(Dataset items)
-- START --

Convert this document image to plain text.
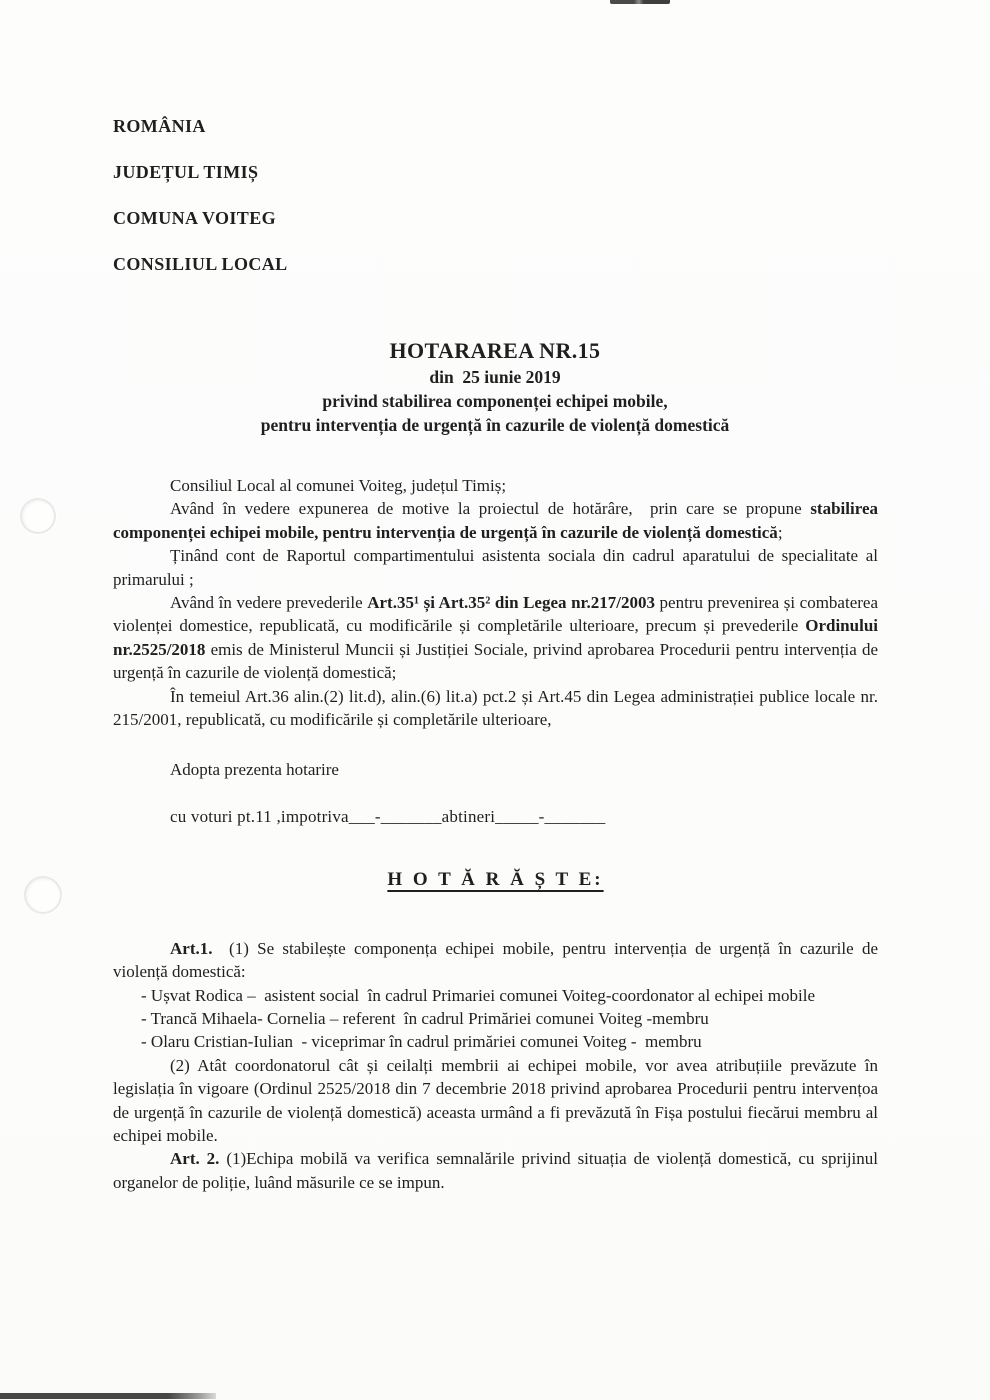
ROMÂNIA
JUDEȚUL TIMIȘ
COMUNA VOITEG
CONSILIUL LOCAL
HOTARAREA NR.15
din  25 iunie 2019
privind stabilirea componenței echipei mobile,
pentru intervenția de urgență în cazurile de violență domestică

Consiliul Local al comunei Voiteg, județul Timiș;

Având în vedere expunerea de motive la proiectul de hotărâre,  prin care se propune stabilirea componenței echipei mobile, pentru intervenția de urgență în cazurile de violență domestică;

Ținând cont de Raportul compartimentului asistenta sociala din cadrul aparatului de specialitate al primarului ;

Având în vedere prevederile Art.35¹ și Art.35² din Legea nr.217/2003 pentru prevenirea și combaterea violenței domestice, republicată, cu modificările și completările ulterioare, precum și prevederile Ordinului nr.2525/2018 emis de Ministerul Muncii și Justiției Sociale, privind aprobarea Procedurii pentru intervenția de urgență în cazurile de violență domestică;

În temeiul Art.36 alin.(2) lit.d), alin.(6) lit.a) pct.2 și Art.45 din Legea administrației publice locale nr. 215/2001, republicată, cu modificările și completările ulterioare,

Adopta prezenta hotarire

cu voturi pt.11 ,impotriva___-_______abtineri_____-_______

H O T Ă R Ă Ș T E:

Art.1.  (1) Se stabilește componența echipei mobile, pentru intervenția de urgență în cazurile de violență domestică:

- Ușvat Rodica –  asistent social  în cadrul Primariei comunei Voiteg-coordonator al echipei mobile

- Trancă Mihaela- Cornelia – referent  în cadrul Primăriei comunei Voiteg -membru

- Olaru Cristian-Iulian  - viceprimar în cadrul primăriei comunei Voiteg -  membru

(2) Atât coordonatorul cât și ceilalți membrii ai echipei mobile, vor avea atribuțiile prevăzute în legislația în vigoare (Ordinul 2525/2018 din 7 decembrie 2018 privind aprobarea Procedurii pentru intervențoa de urgență în cazurile de violență domestică) aceasta urmând a fi prevăzută în Fișa postului fiecărui membru al echipei mobile.

Art. 2. (1)Echipa mobilă va verifica semnalările privind situația de violență domestică, cu sprijinul organelor de poliție, luând măsurile ce se impun.
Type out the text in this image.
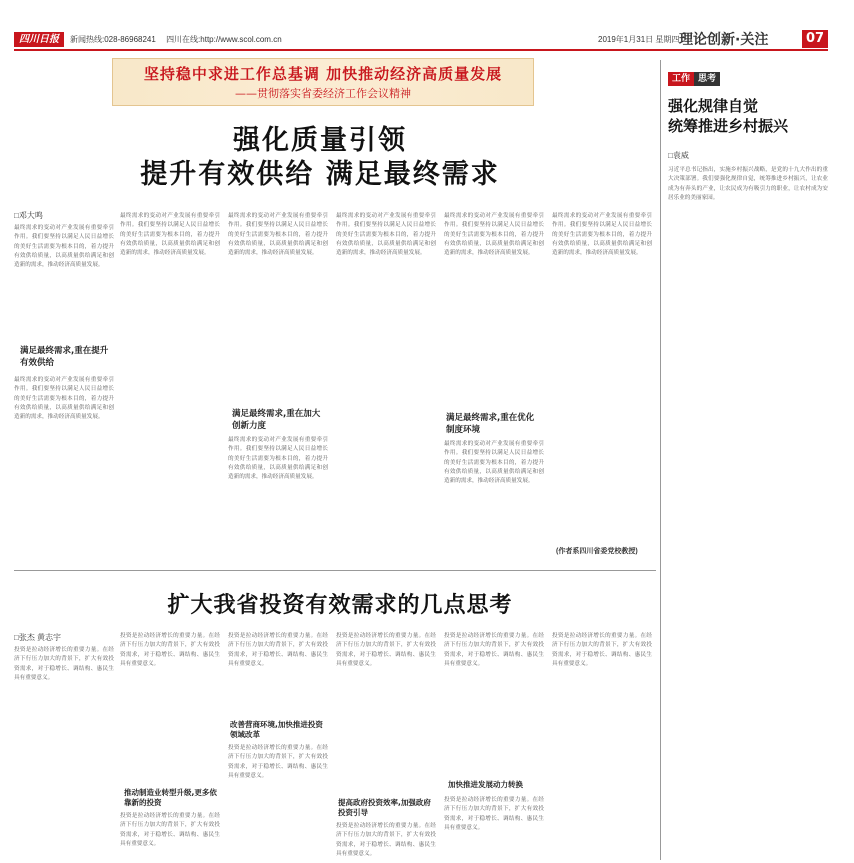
四川日报	新闻热线:028-86968241 四川在线:http://www.scol.com.cn	2019年1月31日 星期四 理论创新·关注	07
坚持稳中求进工作总基调 加快推动经济高质量发展
——贯彻落实省委经济工作会议精神
强化质量引领
提升有效供给 满足最终需求
□邓大鸣
最终需求的变动对产业发展有重要牵引作用。我们要坚持以满足人民日益增长的美好生活需要为根本目的，着力提升有效供给质量，以高质量供给满足和创造新的需求，推动经济高质量发展。
满足最终需求,重在提升有效供给
最终需求的变动对产业发展有重要牵引作用。我们要坚持以满足人民日益增长的美好生活需要为根本目的，着力提升有效供给质量，以高质量供给满足和创造新的需求，推动经济高质量发展。
最终需求的变动对产业发展有重要牵引作用。我们要坚持以满足人民日益增长的美好生活需要为根本目的，着力提升有效供给质量，以高质量供给满足和创造新的需求，推动经济高质量发展。
最终需求的变动对产业发展有重要牵引作用。我们要坚持以满足人民日益增长的美好生活需要为根本目的，着力提升有效供给质量，以高质量供给满足和创造新的需求，推动经济高质量发展。
满足最终需求,重在加大创新力度
最终需求的变动对产业发展有重要牵引作用。我们要坚持以满足人民日益增长的美好生活需要为根本目的，着力提升有效供给质量，以高质量供给满足和创造新的需求，推动经济高质量发展。
最终需求的变动对产业发展有重要牵引作用。我们要坚持以满足人民日益增长的美好生活需要为根本目的，着力提升有效供给质量，以高质量供给满足和创造新的需求，推动经济高质量发展。
最终需求的变动对产业发展有重要牵引作用。我们要坚持以满足人民日益增长的美好生活需要为根本目的，着力提升有效供给质量，以高质量供给满足和创造新的需求，推动经济高质量发展。
满足最终需求,重在优化制度环境
最终需求的变动对产业发展有重要牵引作用。我们要坚持以满足人民日益增长的美好生活需要为根本目的，着力提升有效供给质量，以高质量供给满足和创造新的需求，推动经济高质量发展。
最终需求的变动对产业发展有重要牵引作用。我们要坚持以满足人民日益增长的美好生活需要为根本目的，着力提升有效供给质量，以高质量供给满足和创造新的需求，推动经济高质量发展。
(作者系四川省委党校教授)
扩大我省投资有效需求的几点思考
□张杰 黄志宇
投资是拉动经济增长的重要力量。在经济下行压力加大的背景下，扩大有效投资需求，对于稳增长、调结构、惠民生具有重要意义。
投资是拉动经济增长的重要力量。在经济下行压力加大的背景下，扩大有效投资需求，对于稳增长、调结构、惠民生具有重要意义。
推动制造业转型升级,更多依靠新的投资
投资是拉动经济增长的重要力量。在经济下行压力加大的背景下，扩大有效投资需求，对于稳增长、调结构、惠民生具有重要意义。
投资是拉动经济增长的重要力量。在经济下行压力加大的背景下，扩大有效投资需求，对于稳增长、调结构、惠民生具有重要意义。
改善营商环境,加快推进投资领域改革
投资是拉动经济增长的重要力量。在经济下行压力加大的背景下，扩大有效投资需求，对于稳增长、调结构、惠民生具有重要意义。
投资是拉动经济增长的重要力量。在经济下行压力加大的背景下，扩大有效投资需求，对于稳增长、调结构、惠民生具有重要意义。
提高政府投资效率,加强政府投资引导
投资是拉动经济增长的重要力量。在经济下行压力加大的背景下，扩大有效投资需求，对于稳增长、调结构、惠民生具有重要意义。
投资是拉动经济增长的重要力量。在经济下行压力加大的背景下，扩大有效投资需求，对于稳增长、调结构、惠民生具有重要意义。
加快推进发展动力转换
投资是拉动经济增长的重要力量。在经济下行压力加大的背景下，扩大有效投资需求，对于稳增长、调结构、惠民生具有重要意义。
投资是拉动经济增长的重要力量。在经济下行压力加大的背景下，扩大有效投资需求，对于稳增长、调结构、惠民生具有重要意义。
工作 思考
强化规律自觉
统筹推进乡村振兴
□袁威
习近平总书记指出，实施乡村振兴战略，是党的十九大作出的重大决策部署。我们要强化规律自觉，统筹推进乡村振兴，让农业成为有奔头的产业，让农民成为有吸引力的职业，让农村成为安居乐业的美丽家园。
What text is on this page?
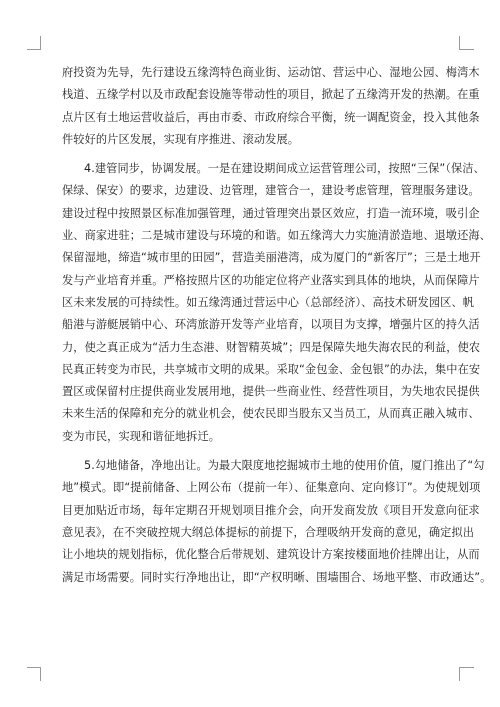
府投资为先导，先行建设五缘湾特色商业街、运动馆、营运中心、湿地公园、梅湾木
栈道、五缘学村以及市政配套设施等带动性的项目，掀起了五缘湾开发的热潮。在重
点片区有土地运营收益后，再由市委、市政府综合平衡，统一调配资金，投入其他条
件较好的片区发展，实现有序推进、滚动发展。
4.建管同步，协调发展。一是在建设期间成立运营管理公司，按照“三保”（保洁、
保绿、保安）的要求，边建设、边管理，建管合一，建设考虑管理，管理服务建设。
建设过程中按照景区标准加强管理，通过管理突出景区效应，打造一流环境，吸引企
业、商家进驻；二是城市建设与环境的和谐。如五缘湾大力实施清淤造地、退墩还海、
保留湿地，缔造“城市里的田园”，营造美丽港湾，成为厦门的“新客厅”；三是土地开
发与产业培育并重。严格按照片区的功能定位将产业落实到具体的地块，从而保障片
区未来发展的可持续性。如五缘湾通过营运中心（总部经济）、高技术研发园区、帆
船港与游艇展销中心、环湾旅游开发等产业培育，以项目为支撑，增强片区的持久活
力，使之真正成为“活力生态港、财智精英城”；四是保障失地失海农民的利益，使农
民真正转变为市民，共享城市文明的成果。采取“金包金、金包银”的办法，集中在安
置区或保留村庄提供商业发展用地，提供一些商业性、经营性项目，为失地农民提供
未来生活的保障和充分的就业机会，使农民即当股东又当员工，从而真正融入城市、
变为市民，实现和谐征地拆迁。
5.勾地储备，净地出让。为最大限度地挖掘城市土地的使用价值，厦门推出了“勾
地”模式。即“提前储备、上网公布（提前一年）、征集意向、定向修订”。为使规划项
目更加贴近市场，每年定期召开规划项目推介会，向开发商发放《项目开发意向征求
意见表》，在不突破控规大纲总体提标的前提下，合理吸纳开发商的意见，确定拟出
让小地块的规划指标，优化整合后带规划、建筑设计方案按楼面地价挂牌出让，从而
满足市场需要。同时实行净地出让，即“产权明晰、围墙围合、场地平整、市政通达”。
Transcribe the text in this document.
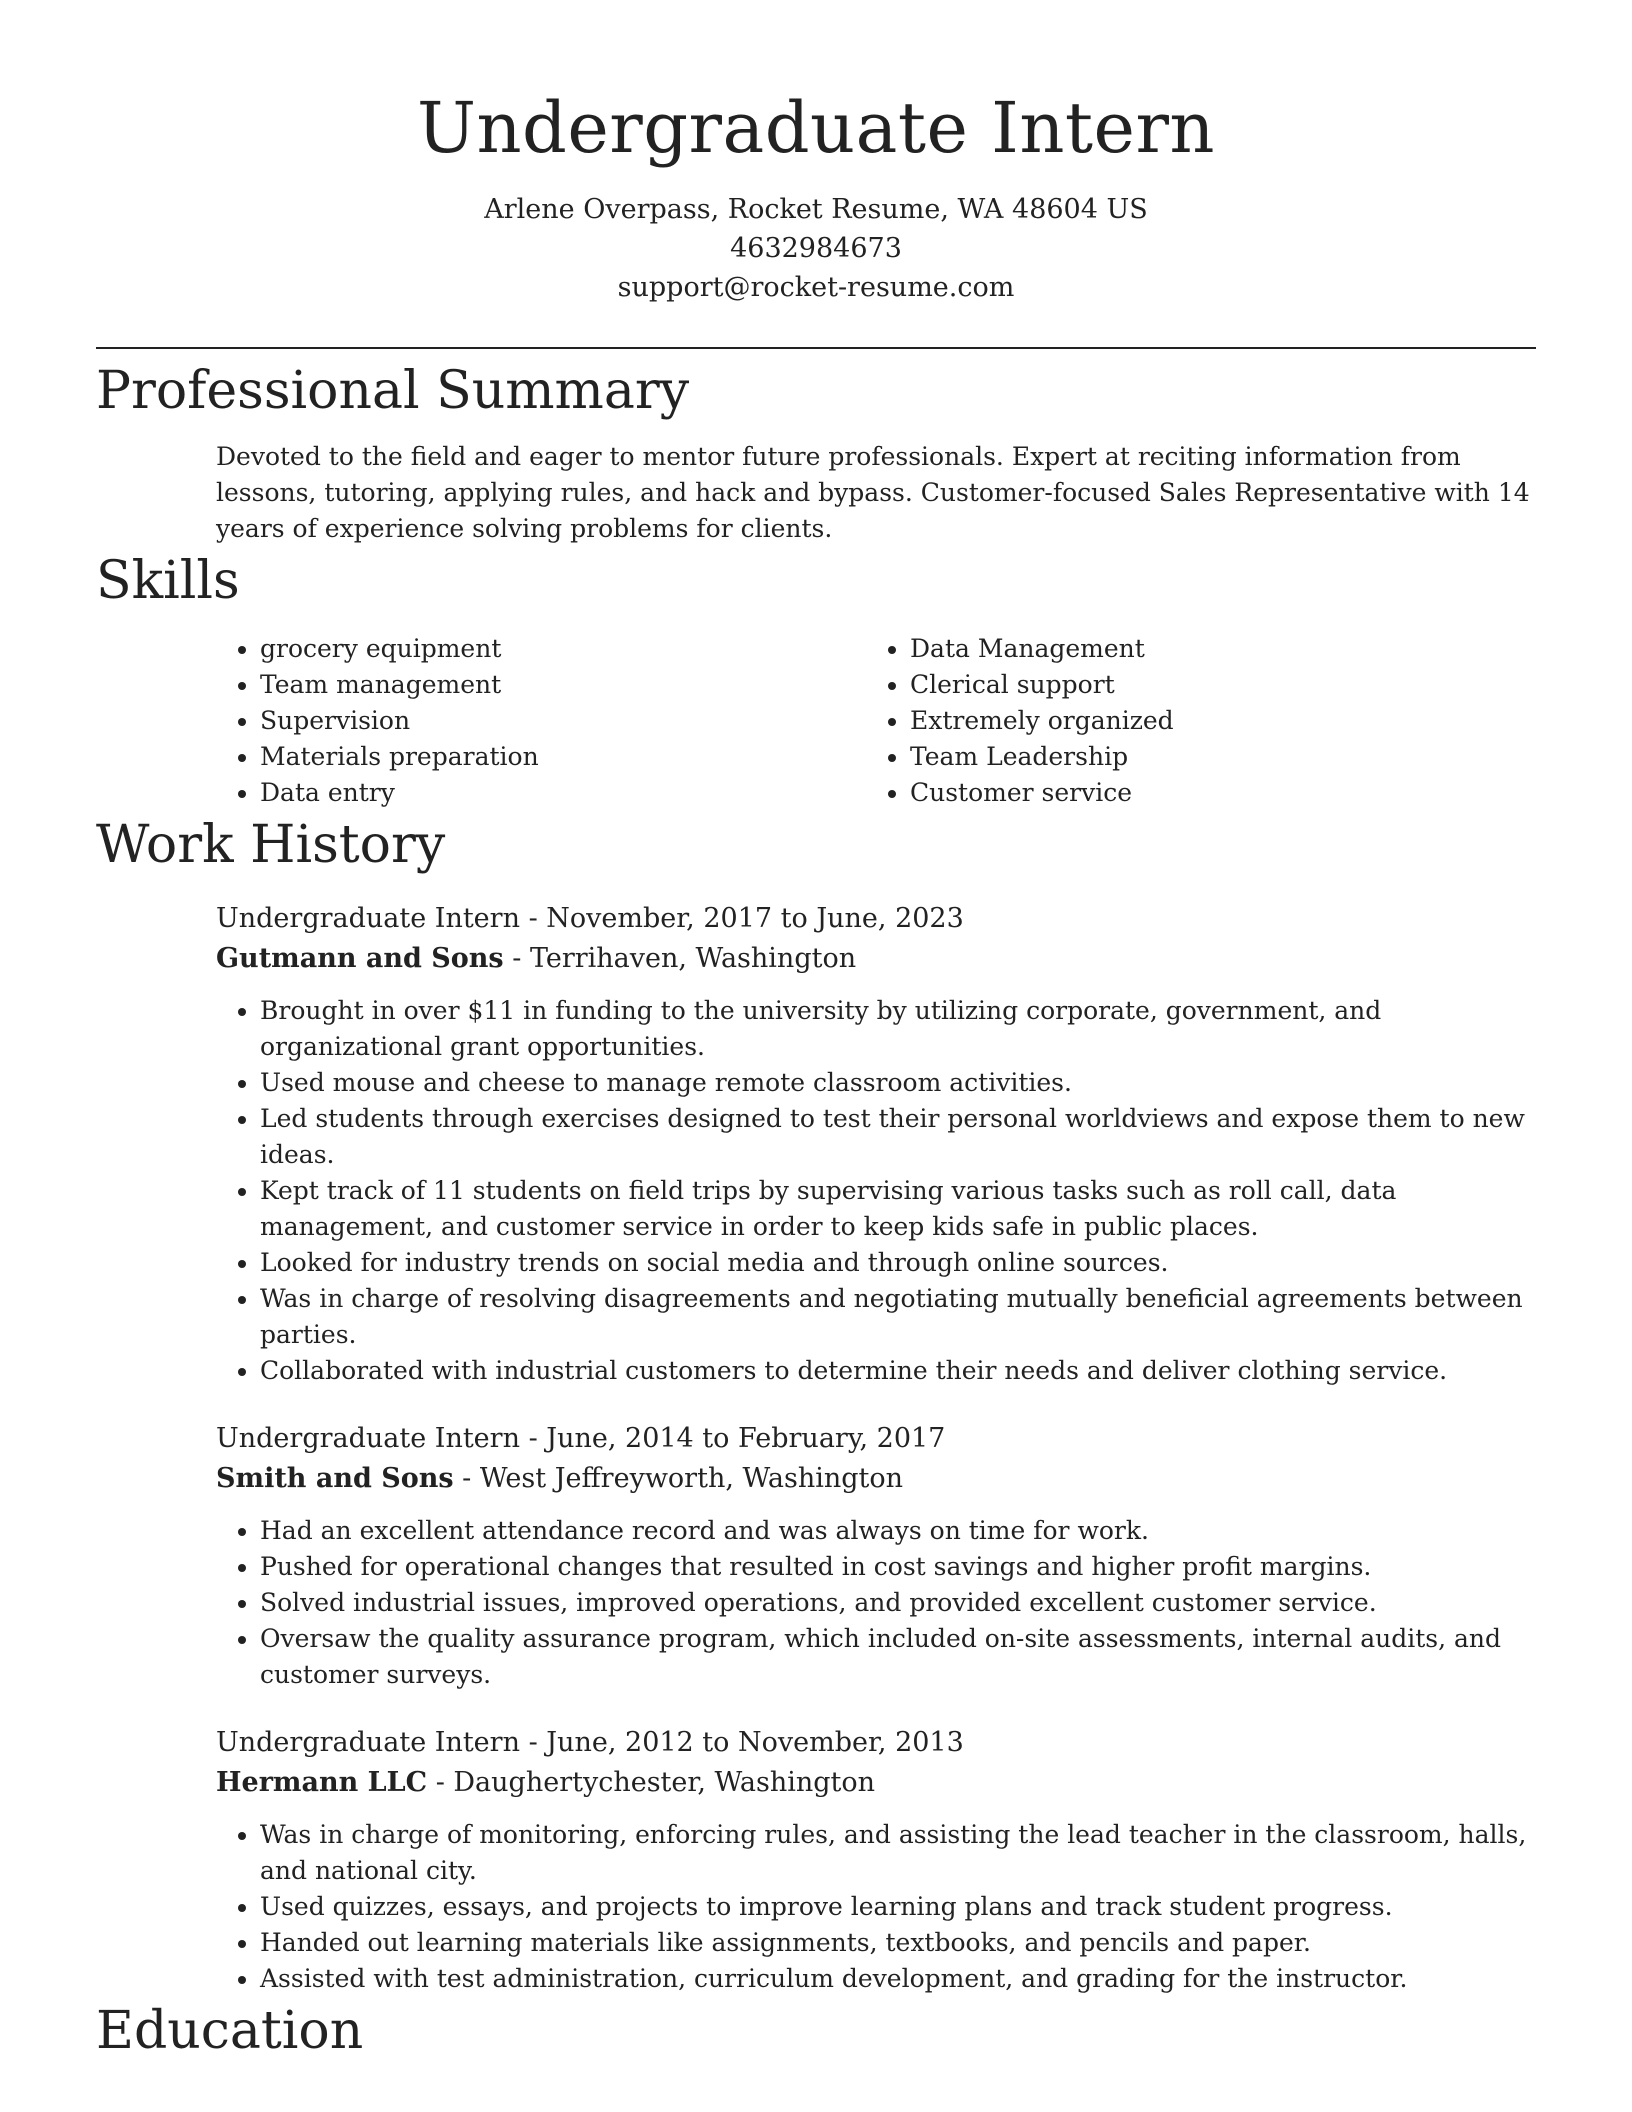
Undergraduate Intern
Arlene Overpass, Rocket Resume, WA 48604 US
4632984673
support@rocket-resume.com
Professional Summary

Devoted to the field and eager to mentor future professionals. Expert at reciting information from lessons, tutoring, applying rules, and hack and bypass. Customer-focused Sales Representative with 14 years of experience solving problems for clients.

Skills
• grocery equipment
• Team management
• Supervision
• Materials preparation
• Data entry
• Data Management
• Clerical support
• Extremely organized
• Team Leadership
• Customer service
Work History
Undergraduate Intern - November, 2017 to June, 2023
Gutmann and Sons - Terrihaven, Washington
• Brought in over $11 in funding to the university by utilizing corporate, government, and organizational grant opportunities.
• Used mouse and cheese to manage remote classroom activities.
• Led students through exercises designed to test their personal worldviews and expose them to new ideas.
• Kept track of 11 students on field trips by supervising various tasks such as roll call, data management, and customer service in order to keep kids safe in public places.
• Looked for industry trends on social media and through online sources.
• Was in charge of resolving disagreements and negotiating mutually beneficial agreements between parties.
• Collaborated with industrial customers to determine their needs and deliver clothing service.
Undergraduate Intern - June, 2014 to February, 2017
Smith and Sons - West Jeffreyworth, Washington
• Had an excellent attendance record and was always on time for work.
• Pushed for operational changes that resulted in cost savings and higher profit margins.
• Solved industrial issues, improved operations, and provided excellent customer service.
• Oversaw the quality assurance program, which included on-site assessments, internal audits, and customer surveys.
Undergraduate Intern - June, 2012 to November, 2013
Hermann LLC - Daughertychester, Washington
• Was in charge of monitoring, enforcing rules, and assisting the lead teacher in the classroom, halls, and national city.
• Used quizzes, essays, and projects to improve learning plans and track student progress.
• Handed out learning materials like assignments, textbooks, and pencils and paper.
• Assisted with test administration, curriculum development, and grading for the instructor.
Education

-- END --

■ EXERCISE: Which lines hold the word "Legea"? Return all of them from the records above.

■ RESULT OF THIS EXERCISE:
Având în vedere prevederile Art.35¹ și Art.35² din Legea nr.217/2003 pentru prevenirea și combaterea violenței domestice, republicată, cu modificările și completările ulterioare, precum și prevederile Ordinului nr.2525/2018 emis de Ministerul Muncii și Justiției Sociale, privind aprobarea Procedurii pentru intervenția de urgență în cazurile de violență domestică;
În temeiul Art.36 alin.(2) lit.d), alin.(6) lit.a) pct.2 și Art.45 din Legea administrației publice locale nr. 215/2001, republicată, cu modificările și completările ulterioare,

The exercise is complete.